*Your task:*
Rewrite the stretch from the line containing "Itemize the components" through the line containing "table-row [56, 344, 465, 361]", substituting "amount-cell" for every "value-cell" and changing nothing else. Give only those lines.

┌─ Raw data

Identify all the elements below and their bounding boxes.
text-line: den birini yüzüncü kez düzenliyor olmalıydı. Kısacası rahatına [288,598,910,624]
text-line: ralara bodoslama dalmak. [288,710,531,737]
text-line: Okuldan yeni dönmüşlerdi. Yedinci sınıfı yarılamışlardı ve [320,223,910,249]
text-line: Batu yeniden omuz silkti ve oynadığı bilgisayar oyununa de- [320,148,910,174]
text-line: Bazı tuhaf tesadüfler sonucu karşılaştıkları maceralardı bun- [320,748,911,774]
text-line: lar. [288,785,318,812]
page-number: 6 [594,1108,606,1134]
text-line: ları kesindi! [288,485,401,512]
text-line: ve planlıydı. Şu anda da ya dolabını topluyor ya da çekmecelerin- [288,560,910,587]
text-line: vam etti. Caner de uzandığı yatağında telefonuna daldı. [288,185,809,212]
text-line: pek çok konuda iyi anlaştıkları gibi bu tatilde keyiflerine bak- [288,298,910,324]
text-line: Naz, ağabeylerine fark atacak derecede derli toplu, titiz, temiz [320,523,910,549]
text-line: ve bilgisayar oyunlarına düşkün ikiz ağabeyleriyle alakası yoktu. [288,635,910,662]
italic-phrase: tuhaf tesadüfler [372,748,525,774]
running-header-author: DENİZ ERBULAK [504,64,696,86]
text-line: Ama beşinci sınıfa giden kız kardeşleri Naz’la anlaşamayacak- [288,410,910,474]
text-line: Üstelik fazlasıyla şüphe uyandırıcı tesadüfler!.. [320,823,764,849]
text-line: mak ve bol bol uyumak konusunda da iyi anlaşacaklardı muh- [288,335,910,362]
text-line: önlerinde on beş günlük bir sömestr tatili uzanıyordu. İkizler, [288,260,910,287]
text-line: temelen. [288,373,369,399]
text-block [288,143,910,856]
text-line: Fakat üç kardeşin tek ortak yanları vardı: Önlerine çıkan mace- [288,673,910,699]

└─
┌─ Raw data

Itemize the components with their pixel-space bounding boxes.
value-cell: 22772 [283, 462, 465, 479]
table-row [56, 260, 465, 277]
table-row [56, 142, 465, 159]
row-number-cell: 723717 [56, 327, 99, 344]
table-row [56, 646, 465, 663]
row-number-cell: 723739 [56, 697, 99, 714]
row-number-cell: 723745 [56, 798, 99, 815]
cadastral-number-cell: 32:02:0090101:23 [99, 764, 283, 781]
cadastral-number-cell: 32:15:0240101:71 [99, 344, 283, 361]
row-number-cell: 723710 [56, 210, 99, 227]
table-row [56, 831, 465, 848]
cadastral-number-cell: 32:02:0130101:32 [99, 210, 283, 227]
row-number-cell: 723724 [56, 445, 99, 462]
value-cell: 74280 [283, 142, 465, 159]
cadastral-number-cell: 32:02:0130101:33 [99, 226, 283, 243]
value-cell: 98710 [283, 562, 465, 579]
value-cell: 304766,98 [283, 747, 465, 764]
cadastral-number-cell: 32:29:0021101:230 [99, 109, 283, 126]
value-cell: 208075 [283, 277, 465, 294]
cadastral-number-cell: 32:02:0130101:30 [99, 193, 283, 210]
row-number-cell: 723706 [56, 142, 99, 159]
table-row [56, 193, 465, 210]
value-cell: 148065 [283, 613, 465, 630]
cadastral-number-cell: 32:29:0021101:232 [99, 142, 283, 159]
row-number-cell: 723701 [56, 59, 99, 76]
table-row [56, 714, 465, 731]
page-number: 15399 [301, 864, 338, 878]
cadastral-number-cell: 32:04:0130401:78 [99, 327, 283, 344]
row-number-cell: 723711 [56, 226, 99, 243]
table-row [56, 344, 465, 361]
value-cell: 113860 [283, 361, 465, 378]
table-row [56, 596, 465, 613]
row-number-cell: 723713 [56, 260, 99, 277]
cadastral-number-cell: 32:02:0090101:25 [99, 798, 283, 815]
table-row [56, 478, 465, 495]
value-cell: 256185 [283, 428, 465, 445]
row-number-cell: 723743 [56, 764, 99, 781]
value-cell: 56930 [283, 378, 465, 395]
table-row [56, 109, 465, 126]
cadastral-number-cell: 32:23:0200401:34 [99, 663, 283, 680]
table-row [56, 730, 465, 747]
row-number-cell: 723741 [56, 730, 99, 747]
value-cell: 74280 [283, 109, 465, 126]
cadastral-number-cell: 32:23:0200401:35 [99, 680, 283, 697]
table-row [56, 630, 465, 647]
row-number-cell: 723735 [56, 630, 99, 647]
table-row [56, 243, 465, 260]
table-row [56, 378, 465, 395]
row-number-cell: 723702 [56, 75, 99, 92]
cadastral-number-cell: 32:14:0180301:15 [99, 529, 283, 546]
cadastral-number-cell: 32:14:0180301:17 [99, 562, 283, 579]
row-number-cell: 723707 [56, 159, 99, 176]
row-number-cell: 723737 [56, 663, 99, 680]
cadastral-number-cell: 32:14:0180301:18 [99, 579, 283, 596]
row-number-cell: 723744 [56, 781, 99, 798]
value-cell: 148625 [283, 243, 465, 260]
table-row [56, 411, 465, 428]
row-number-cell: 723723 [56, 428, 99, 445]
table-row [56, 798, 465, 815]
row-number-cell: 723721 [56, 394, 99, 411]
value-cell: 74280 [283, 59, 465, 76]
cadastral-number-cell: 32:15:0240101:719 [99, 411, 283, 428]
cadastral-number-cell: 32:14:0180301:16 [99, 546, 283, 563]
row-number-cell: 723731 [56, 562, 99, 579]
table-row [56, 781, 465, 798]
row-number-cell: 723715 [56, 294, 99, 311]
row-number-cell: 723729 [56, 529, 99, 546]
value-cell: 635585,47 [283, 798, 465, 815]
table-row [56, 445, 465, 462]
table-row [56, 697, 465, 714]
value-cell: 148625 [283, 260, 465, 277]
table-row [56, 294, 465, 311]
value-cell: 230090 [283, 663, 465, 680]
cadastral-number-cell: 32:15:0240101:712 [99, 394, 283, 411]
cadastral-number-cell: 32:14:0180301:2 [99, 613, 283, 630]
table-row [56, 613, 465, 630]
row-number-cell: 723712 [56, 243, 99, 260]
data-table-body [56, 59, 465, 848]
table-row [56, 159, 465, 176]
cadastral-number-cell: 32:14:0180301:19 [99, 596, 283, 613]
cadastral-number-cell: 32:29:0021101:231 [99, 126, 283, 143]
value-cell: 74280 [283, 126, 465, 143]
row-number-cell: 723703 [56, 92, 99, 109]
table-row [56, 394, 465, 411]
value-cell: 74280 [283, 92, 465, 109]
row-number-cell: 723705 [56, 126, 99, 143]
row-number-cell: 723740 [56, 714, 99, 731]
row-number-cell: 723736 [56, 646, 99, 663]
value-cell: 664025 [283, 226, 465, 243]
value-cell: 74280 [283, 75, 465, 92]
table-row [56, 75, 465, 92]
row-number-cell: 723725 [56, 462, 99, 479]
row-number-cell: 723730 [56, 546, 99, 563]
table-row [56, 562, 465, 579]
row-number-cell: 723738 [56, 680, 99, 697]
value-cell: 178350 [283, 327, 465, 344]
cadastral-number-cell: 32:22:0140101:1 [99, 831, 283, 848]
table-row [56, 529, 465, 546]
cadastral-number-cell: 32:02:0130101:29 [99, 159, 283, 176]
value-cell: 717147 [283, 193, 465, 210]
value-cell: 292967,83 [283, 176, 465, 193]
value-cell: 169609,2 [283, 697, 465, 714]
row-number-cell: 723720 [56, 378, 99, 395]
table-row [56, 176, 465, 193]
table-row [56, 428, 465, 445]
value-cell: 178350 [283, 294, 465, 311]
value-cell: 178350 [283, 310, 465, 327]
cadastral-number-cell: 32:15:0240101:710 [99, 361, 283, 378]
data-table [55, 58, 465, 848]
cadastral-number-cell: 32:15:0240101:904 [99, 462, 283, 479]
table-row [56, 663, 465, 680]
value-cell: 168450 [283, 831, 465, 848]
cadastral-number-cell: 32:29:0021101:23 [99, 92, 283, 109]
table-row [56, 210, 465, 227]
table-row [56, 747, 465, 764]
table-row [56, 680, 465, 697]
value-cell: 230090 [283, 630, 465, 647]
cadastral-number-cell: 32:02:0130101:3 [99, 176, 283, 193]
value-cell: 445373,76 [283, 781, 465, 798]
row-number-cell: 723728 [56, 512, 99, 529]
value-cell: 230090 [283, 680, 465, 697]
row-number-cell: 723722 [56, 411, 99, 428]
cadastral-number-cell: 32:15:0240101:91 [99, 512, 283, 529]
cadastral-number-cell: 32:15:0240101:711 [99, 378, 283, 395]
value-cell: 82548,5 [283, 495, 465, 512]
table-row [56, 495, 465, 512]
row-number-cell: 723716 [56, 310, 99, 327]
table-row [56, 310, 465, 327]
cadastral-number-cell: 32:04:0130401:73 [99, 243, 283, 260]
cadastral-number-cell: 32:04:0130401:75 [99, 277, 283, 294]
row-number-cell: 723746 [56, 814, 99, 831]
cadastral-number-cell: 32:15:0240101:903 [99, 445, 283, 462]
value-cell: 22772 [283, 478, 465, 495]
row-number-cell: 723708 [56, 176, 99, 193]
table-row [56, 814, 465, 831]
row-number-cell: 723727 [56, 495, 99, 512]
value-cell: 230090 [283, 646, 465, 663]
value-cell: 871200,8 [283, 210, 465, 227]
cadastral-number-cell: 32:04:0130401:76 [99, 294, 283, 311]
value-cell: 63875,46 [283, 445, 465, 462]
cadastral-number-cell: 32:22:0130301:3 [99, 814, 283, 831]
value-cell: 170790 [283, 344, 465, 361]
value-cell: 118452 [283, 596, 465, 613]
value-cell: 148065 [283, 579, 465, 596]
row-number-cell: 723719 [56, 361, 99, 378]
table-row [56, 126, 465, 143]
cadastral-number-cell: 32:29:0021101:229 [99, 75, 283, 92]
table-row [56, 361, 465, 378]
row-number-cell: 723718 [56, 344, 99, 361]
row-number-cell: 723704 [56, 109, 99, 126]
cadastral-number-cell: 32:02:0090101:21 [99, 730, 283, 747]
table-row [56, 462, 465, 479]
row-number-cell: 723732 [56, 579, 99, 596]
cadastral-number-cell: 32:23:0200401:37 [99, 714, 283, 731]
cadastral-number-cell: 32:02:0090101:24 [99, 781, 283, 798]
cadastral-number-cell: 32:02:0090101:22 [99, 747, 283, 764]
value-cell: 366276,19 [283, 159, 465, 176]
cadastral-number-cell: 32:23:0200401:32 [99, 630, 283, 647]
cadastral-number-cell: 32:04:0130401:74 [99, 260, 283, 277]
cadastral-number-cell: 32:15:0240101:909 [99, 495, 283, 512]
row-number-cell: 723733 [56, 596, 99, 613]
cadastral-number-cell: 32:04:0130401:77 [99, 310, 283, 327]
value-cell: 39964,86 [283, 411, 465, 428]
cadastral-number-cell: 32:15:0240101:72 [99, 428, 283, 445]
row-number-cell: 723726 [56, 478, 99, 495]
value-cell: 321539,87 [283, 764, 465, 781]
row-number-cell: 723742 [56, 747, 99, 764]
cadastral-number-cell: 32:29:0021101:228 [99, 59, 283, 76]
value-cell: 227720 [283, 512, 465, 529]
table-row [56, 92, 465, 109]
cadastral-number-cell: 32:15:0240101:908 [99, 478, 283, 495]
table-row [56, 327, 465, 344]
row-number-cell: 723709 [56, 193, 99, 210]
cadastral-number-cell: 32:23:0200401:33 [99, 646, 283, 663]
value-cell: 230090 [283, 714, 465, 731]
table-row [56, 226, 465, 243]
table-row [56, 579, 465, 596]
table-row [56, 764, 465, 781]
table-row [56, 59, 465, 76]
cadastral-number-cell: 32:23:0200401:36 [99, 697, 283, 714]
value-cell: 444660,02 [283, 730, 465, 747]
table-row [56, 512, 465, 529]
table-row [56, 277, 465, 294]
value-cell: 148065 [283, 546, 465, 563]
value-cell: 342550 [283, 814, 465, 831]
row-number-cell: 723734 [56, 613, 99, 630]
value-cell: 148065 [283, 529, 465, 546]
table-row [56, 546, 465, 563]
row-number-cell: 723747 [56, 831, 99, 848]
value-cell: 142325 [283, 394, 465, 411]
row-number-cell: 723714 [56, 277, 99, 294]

└─
┌─ Raw data

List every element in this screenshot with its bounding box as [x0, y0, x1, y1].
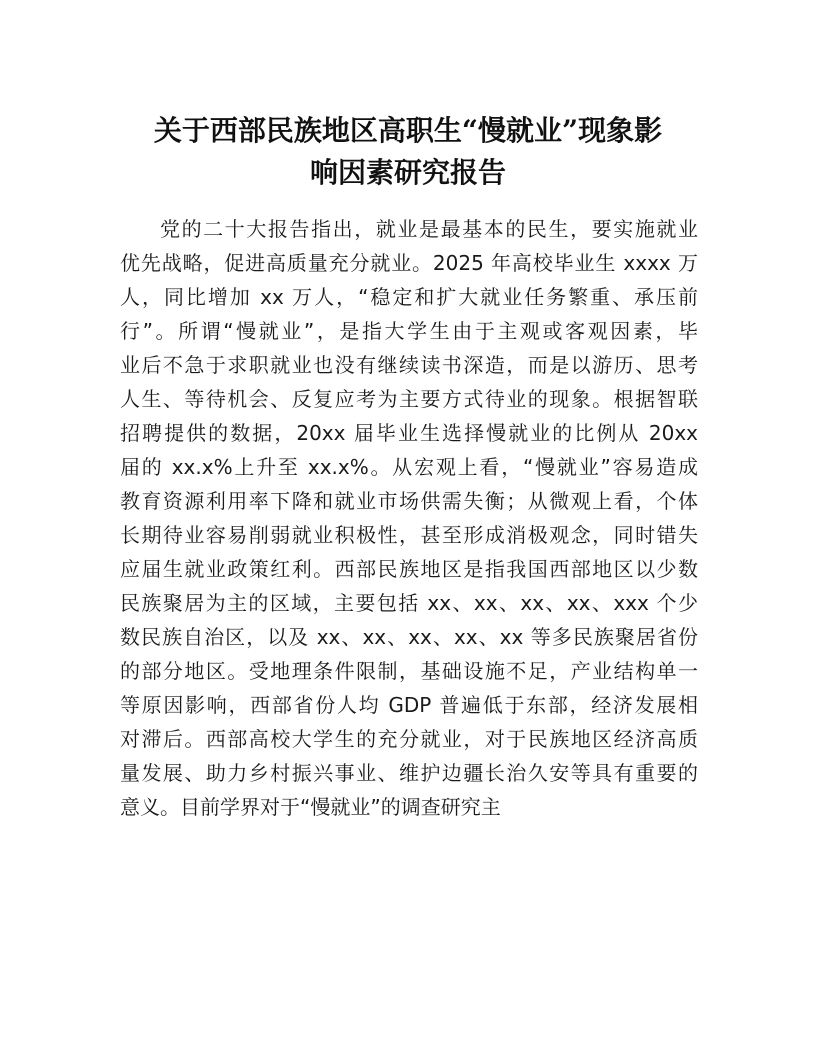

└─

*Answer to this problem:*
Itemize the components with their pixel-space bounding boxes.
amount-cell: 22772 [283, 462, 465, 479]
table-row [56, 260, 465, 277]
table-row [56, 142, 465, 159]
row-number-cell: 723717 [56, 327, 99, 344]
table-row [56, 646, 465, 663]
row-number-cell: 723739 [56, 697, 99, 714]
row-number-cell: 723745 [56, 798, 99, 815]
cadastral-number-cell: 32:02:0090101:23 [99, 764, 283, 781]
cadastral-number-cell: 32:15:0240101:71 [99, 344, 283, 361]
row-number-cell: 723710 [56, 210, 99, 227]
table-row [56, 831, 465, 848]
cadastral-number-cell: 32:02:0130101:32 [99, 210, 283, 227]
row-number-cell: 723724 [56, 445, 99, 462]
amount-cell: 74280 [283, 142, 465, 159]
cadastral-number-cell: 32:02:0130101:33 [99, 226, 283, 243]
amount-cell: 98710 [283, 562, 465, 579]
amount-cell: 304766,98 [283, 747, 465, 764]
cadastral-number-cell: 32:29:0021101:230 [99, 109, 283, 126]
amount-cell: 208075 [283, 277, 465, 294]
cadastral-number-cell: 32:02:0130101:30 [99, 193, 283, 210]
row-number-cell: 723706 [56, 142, 99, 159]
table-row [56, 193, 465, 210]
amount-cell: 148065 [283, 613, 465, 630]
cadastral-number-cell: 32:29:0021101:232 [99, 142, 283, 159]
row-number-cell: 723701 [56, 59, 99, 76]
table-row [56, 714, 465, 731]
page-number: 15399 [301, 864, 338, 878]
cadastral-number-cell: 32:04:0130401:78 [99, 327, 283, 344]
row-number-cell: 723711 [56, 226, 99, 243]
table-row [56, 344, 465, 361]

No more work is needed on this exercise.